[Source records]
▼

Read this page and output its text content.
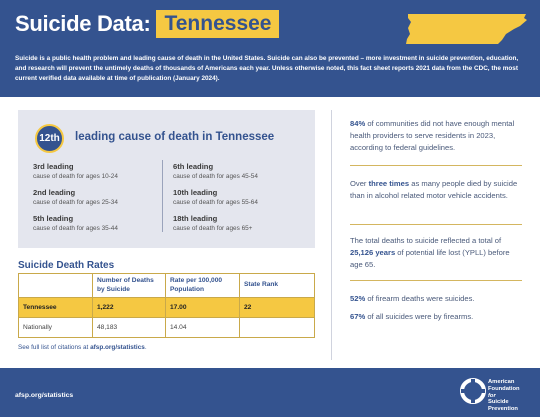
Suicide Data: Tennessee
Suicide is a public health problem and leading cause of death in the United States. Suicide can also be prevented – more investment in suicide prevention, education, and research will prevent the untimely deaths of thousands of Americans each year. Unless otherwise noted, this fact sheet reports 2021 data from the CDC, the most current verified data available at time of publication (January 2024).
12th	leading cause of death in Tennessee
3rd leading
cause of death for ages 10-24
2nd leading
cause of death for ages 25-34
5th leading
cause of death for ages 35-44
6th leading
cause of death for ages 45-54
10th leading
cause of death for ages 55-64
18th leading
cause of death for ages 65+
Suicide Death Rates
	Number of Deaths by Suicide	Rate per 100,000 Population	State Rank
Tennessee	1,222	17.00	22
Nationally	48,183	14.04	
See full list of citations at afsp.org/statistics.
84% of communities did not have enough mental health providers to serve residents in 2023, according to federal guidelines.
Over three times as many people died by suicide than in alcohol related motor vehicle accidents.
The total deaths to suicide reflected a total of 25,126 years of potential life lost (YPLL) before age 65.
52% of firearm deaths were suicides.
67% of all suicides were by firearms.
afsp.org/statistics
American
Foundation
for
Suicide
Prevention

▲

### TASK DIRECTIONS
Count every line in the entries above where the word "Tennessee" appears; respond with the number alone.

### RESULT FOR THIS TASK
3